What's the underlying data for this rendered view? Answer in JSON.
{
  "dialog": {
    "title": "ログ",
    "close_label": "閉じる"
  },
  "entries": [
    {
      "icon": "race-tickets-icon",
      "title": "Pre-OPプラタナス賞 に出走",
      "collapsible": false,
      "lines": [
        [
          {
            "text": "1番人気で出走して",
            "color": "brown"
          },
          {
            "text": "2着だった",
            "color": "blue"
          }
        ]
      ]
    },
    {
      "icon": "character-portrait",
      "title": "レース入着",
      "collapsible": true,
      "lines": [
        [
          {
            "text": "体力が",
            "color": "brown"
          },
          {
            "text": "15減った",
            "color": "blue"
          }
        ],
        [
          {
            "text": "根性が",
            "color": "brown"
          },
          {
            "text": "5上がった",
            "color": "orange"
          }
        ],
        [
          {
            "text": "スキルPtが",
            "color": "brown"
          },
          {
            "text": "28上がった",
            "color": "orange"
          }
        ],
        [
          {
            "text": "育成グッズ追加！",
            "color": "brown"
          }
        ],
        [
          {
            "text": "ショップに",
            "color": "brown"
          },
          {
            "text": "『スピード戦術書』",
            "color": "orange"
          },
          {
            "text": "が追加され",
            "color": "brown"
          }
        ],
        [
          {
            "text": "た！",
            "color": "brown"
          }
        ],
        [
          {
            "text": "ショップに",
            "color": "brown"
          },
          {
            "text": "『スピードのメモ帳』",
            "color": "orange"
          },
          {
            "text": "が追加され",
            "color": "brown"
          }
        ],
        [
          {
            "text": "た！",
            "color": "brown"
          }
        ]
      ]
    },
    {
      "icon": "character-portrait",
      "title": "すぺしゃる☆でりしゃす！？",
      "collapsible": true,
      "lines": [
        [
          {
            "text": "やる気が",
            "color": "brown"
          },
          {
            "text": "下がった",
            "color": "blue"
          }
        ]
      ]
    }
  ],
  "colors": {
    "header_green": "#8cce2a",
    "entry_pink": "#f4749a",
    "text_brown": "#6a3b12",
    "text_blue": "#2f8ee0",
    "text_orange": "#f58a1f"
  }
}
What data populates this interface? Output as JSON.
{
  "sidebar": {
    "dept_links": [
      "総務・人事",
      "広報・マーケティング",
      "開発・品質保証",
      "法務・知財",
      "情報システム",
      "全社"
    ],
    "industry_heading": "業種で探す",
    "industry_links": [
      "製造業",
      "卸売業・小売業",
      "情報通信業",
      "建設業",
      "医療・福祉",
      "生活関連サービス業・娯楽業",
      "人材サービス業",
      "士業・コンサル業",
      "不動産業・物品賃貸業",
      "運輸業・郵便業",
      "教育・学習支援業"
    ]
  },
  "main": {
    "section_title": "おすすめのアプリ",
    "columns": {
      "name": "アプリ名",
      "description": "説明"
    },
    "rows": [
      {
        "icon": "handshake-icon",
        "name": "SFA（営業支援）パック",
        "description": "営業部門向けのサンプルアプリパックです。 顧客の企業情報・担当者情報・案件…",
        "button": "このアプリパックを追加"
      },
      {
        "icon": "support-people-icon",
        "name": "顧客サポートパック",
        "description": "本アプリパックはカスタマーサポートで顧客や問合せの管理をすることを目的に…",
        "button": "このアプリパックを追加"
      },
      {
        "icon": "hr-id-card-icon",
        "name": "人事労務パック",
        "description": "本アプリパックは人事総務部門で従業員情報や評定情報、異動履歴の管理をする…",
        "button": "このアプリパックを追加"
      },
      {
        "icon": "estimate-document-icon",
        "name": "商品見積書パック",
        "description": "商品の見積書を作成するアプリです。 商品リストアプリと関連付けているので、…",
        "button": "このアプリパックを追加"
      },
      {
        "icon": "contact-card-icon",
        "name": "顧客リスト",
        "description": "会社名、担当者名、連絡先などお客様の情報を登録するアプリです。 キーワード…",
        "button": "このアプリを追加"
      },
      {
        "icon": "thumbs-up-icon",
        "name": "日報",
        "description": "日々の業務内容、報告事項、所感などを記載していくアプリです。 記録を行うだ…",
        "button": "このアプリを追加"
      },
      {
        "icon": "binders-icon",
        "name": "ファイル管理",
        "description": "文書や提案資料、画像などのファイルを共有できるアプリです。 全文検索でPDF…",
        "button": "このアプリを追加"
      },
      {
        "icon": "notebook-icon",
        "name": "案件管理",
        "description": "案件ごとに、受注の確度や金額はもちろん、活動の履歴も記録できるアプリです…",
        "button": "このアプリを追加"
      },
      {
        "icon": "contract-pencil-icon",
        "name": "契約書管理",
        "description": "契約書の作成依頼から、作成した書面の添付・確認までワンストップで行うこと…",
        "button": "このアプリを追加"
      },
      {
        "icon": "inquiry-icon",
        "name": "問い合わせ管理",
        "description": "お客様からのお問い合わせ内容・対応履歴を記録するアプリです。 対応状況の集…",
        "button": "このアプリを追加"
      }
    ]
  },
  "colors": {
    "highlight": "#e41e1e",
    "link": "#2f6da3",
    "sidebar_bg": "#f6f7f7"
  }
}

------

■ TO DO: All of the entries must be quoted exactly; please include each one.

■ COMPLETED TASK:
What's the underlying data for this rendered view? Answer in JSON.
{
  "dialog": {
    "title": "ログ",
    "close_label": "閉じる"
  },
  "entries": [
    {
      "icon": "race-tickets-icon",
      "title": "Pre-OPプラタナス賞 に出走",
      "collapsible": false,
      "lines": [
        [
          {
            "text": "1番人気で出走して",
            "color": "brown"
          },
          {
            "text": "2着だった",
            "color": "blue"
          }
        ]
      ]
    },
    {
      "icon": "character-portrait",
      "title": "レース入着",
      "collapsible": true,
      "lines": [
        [
          {
            "text": "体力が",
            "color": "brown"
          },
          {
            "text": "15減った",
            "color": "blue"
          }
        ],
        [
          {
            "text": "根性が",
            "color": "brown"
          },
          {
            "text": "5上がった",
            "color": "orange"
          }
        ],
        [
          {
            "text": "スキルPtが",
            "color": "brown"
          },
          {
            "text": "28上がった",
            "color": "orange"
          }
        ],
        [
          {
            "text": "育成グッズ追加！",
            "color": "brown"
          }
        ],
        [
          {
            "text": "ショップに",
            "color": "brown"
          },
          {
            "text": "『スピード戦術書』",
            "color": "orange"
          },
          {
            "text": "が追加され",
            "color": "brown"
          }
        ],
        [
          {
            "text": "た！",
            "color": "brown"
          }
        ],
        [
          {
            "text": "ショップに",
            "color": "brown"
          },
          {
            "text": "『スピードのメモ帳』",
            "color": "orange"
          },
          {
            "text": "が追加され",
            "color": "brown"
          }
        ],
        [
          {
            "text": "た！",
            "color": "brown"
          }
        ]
      ]
    },
    {
      "icon": "character-portrait",
      "title": "すぺしゃる☆でりしゃす！？",
      "collapsible": true,
      "lines": [
        [
          {
            "text": "やる気が",
            "color": "brown"
          },
          {
            "text": "下がった",
            "color": "blue"
          }
        ]
      ]
    }
  ],
  "colors": {
    "header_green": "#8cce2a",
    "entry_pink": "#f4749a",
    "text_brown": "#6a3b12",
    "text_blue": "#2f8ee0",
    "text_orange": "#f58a1f"
  }
}
What data populates this interface? Output as JSON.
{
  "sidebar": {
    "dept_links": [
      "総務・人事",
      "広報・マーケティング",
      "開発・品質保証",
      "法務・知財",
      "情報システム",
      "全社"
    ],
    "industry_heading": "業種で探す",
    "industry_links": [
      "製造業",
      "卸売業・小売業",
      "情報通信業",
      "建設業",
      "医療・福祉",
      "生活関連サービス業・娯楽業",
      "人材サービス業",
      "士業・コンサル業",
      "不動産業・物品賃貸業",
      "運輸業・郵便業",
      "教育・学習支援業"
    ]
  },
  "main": {
    "section_title": "おすすめのアプリ",
    "columns": {
      "name": "アプリ名",
      "description": "説明"
    },
    "rows": [
      {
        "icon": "handshake-icon",
        "name": "SFA（営業支援）パック",
        "description": "営業部門向けのサンプルアプリパックです。 顧客の企業情報・担当者情報・案件…",
        "button": "このアプリパックを追加"
      },
      {
        "icon": "support-people-icon",
        "name": "顧客サポートパック",
        "description": "本アプリパックはカスタマーサポートで顧客や問合せの管理をすることを目的に…",
        "button": "このアプリパックを追加"
      },
      {
        "icon": "hr-id-card-icon",
        "name": "人事労務パック",
        "description": "本アプリパックは人事総務部門で従業員情報や評定情報、異動履歴の管理をする…",
        "button": "このアプリパックを追加"
      },
      {
        "icon": "estimate-document-icon",
        "name": "商品見積書パック",
        "description": "商品の見積書を作成するアプリです。 商品リストアプリと関連付けているので、…",
        "button": "このアプリパックを追加"
      },
      {
        "icon": "contact-card-icon",
        "name": "顧客リスト",
        "description": "会社名、担当者名、連絡先などお客様の情報を登録するアプリです。 キーワード…",
        "button": "このアプリを追加"
      },
      {
        "icon": "thumbs-up-icon",
        "name": "日報",
        "description": "日々の業務内容、報告事項、所感などを記載していくアプリです。 記録を行うだ…",
        "button": "このアプリを追加"
      },
      {
        "icon": "binders-icon",
        "name": "ファイル管理",
        "description": "文書や提案資料、画像などのファイルを共有できるアプリです。 全文検索でPDF…",
        "button": "このアプリを追加"
      },
      {
        "icon": "notebook-icon",
        "name": "案件管理",
        "description": "案件ごとに、受注の確度や金額はもちろん、活動の履歴も記録できるアプリです…",
        "button": "このアプリを追加"
      },
      {
        "icon": "contract-pencil-icon",
        "name": "契約書管理",
        "description": "契約書の作成依頼から、作成した書面の添付・確認までワンストップで行うこと…",
        "button": "このアプリを追加"
      },
      {
        "icon": "inquiry-icon",
        "name": "問い合わせ管理",
        "description": "お客様からのお問い合わせ内容・対応履歴を記録するアプリです。 対応状況の集…",
        "button": "このアプリを追加"
      }
    ]
  },
  "colors": {
    "highlight": "#e41e1e",
    "link": "#2f6da3",
    "sidebar_bg": "#f6f7f7"
  }
}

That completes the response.